### Exercise brief
Rewrite the lines from the one containing "What elements are" down to the one containing "- data-point: [397, 242, 401, 246]", changing "data-label" to "value-label" and keeping everything else the same.

### Record list
* * *

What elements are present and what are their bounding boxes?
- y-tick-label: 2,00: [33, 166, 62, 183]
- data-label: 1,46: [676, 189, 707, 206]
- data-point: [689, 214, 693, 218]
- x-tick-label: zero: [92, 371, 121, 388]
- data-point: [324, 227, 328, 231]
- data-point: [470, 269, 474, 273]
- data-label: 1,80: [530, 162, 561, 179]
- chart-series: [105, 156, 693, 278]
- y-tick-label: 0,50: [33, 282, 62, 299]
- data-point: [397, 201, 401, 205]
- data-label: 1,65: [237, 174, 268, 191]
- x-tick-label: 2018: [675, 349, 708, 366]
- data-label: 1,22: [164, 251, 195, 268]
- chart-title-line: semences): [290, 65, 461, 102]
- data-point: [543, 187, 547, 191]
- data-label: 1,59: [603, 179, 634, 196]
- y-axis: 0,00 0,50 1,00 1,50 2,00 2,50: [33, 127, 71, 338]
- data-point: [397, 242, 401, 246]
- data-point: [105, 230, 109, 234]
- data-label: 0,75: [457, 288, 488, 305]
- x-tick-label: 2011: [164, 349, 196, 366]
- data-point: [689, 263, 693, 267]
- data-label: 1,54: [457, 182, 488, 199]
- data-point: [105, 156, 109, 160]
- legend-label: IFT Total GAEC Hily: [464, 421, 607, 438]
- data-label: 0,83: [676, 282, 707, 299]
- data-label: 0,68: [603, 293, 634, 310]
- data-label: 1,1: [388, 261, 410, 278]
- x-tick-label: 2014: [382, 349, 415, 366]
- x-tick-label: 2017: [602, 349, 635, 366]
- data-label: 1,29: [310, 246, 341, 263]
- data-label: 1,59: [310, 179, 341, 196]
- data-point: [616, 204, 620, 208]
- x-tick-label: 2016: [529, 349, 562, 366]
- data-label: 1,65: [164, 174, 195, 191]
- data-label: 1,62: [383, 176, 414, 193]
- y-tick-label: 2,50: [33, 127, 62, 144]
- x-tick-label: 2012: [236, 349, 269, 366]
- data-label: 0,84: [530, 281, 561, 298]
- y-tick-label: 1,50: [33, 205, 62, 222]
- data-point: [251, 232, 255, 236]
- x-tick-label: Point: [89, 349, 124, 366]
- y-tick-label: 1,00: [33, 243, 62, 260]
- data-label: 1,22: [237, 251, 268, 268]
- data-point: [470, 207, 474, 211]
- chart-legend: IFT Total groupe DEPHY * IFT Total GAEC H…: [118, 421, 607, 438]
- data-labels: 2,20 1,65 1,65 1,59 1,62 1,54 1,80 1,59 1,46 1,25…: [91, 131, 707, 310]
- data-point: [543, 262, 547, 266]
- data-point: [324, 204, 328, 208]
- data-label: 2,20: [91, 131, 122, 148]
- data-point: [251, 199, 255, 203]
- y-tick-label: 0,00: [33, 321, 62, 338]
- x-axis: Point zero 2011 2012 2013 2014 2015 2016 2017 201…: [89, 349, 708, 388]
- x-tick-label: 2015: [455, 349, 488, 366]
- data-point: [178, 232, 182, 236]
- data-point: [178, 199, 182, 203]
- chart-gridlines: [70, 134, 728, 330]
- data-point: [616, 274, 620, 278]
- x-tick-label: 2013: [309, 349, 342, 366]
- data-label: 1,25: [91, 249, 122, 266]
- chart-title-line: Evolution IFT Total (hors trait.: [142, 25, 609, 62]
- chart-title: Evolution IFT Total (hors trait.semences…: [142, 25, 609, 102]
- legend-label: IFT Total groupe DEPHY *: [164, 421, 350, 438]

* * *

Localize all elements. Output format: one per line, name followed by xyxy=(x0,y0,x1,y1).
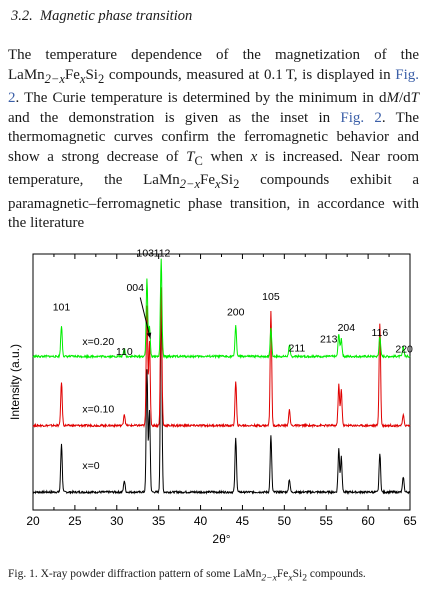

* * *

### Exercise answer
What elements are present and what are their bounding boxes?
- y-tick-label: 2,00: [33, 166, 62, 183]
- value-label: 1,46: [676, 189, 707, 206]
- data-point: [689, 214, 693, 218]
- x-tick-label: zero: [92, 371, 121, 388]
- data-point: [324, 227, 328, 231]
- data-point: [470, 269, 474, 273]
- value-label: 1,80: [530, 162, 561, 179]
- chart-series: [105, 156, 693, 278]
- y-tick-label: 0,50: [33, 282, 62, 299]
- data-point: [397, 201, 401, 205]
- value-label: 1,65: [237, 174, 268, 191]
- x-tick-label: 2018: [675, 349, 708, 366]
- value-label: 1,22: [164, 251, 195, 268]
- chart-title-line: semences): [290, 65, 461, 102]
- data-point: [543, 187, 547, 191]
- value-label: 1,59: [603, 179, 634, 196]
- y-axis: 0,00 0,50 1,00 1,50 2,00 2,50: [33, 127, 71, 338]
- data-point: [397, 242, 401, 246]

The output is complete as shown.